===== RAW DATA

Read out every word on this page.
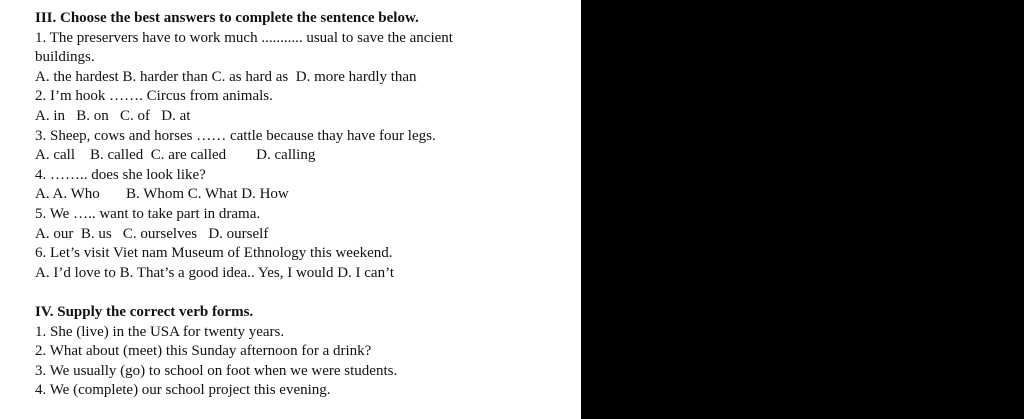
III. Choose the best answers to complete the sentence below.
1. The preservers have to work much ........... usual to save the ancient
buildings.
A. the hardest B. harder than C. as hard as  D. more hardly than
2. I’m hook ……. Circus from animals.
A. in   B. on   C. of   D. at
3. Sheep, cows and horses …… cattle because thay have four legs.
A. call    B. called  C. are called        D. calling
4. …….. does she look like?
A. A. Who       B. Whom C. What D. How
5. We ….. want to take part in drama.
A. our  B. us   C. ourselves   D. ourself
6. Let’s visit Viet nam Museum of Ethnology this weekend.
A. I’d love to B. That’s a good idea.. Yes, I would D. I can’t
IV. Supply the correct verb forms.
1. She (live) in the USA for twenty years.
2. What about (meet) this Sunday afternoon for a drink?
3. We usually (go) to school on foot when we were students.
4. We (complete) our school project this evening.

==========

| EXERCISE DESCRIPTION |
Transcribe all of the records above character for character. Exclude the pictures.

| EXERCISE OUTPUT |
Read out every word on this page.
III. Choose the best answers to complete the sentence below.
1. The preservers have to work much ........... usual to save the ancient
buildings.
A. the hardest B. harder than C. as hard as  D. more hardly than
2. I’m hook ……. Circus from animals.
A. in   B. on   C. of   D. at
3. Sheep, cows and horses …… cattle because thay have four legs.
A. call    B. called  C. are called        D. calling
4. …….. does she look like?
A. A. Who       B. Whom C. What D. How
5. We ….. want to take part in drama.
A. our  B. us   C. ourselves   D. ourself
6. Let’s visit Viet nam Museum of Ethnology this weekend.
A. I’d love to B. That’s a good idea.. Yes, I would D. I can’t
IV. Supply the correct verb forms.
1. She (live) in the USA for twenty years.
2. What about (meet) this Sunday afternoon for a drink?
3. We usually (go) to school on foot when we were students.
4. We (complete) our school project this evening.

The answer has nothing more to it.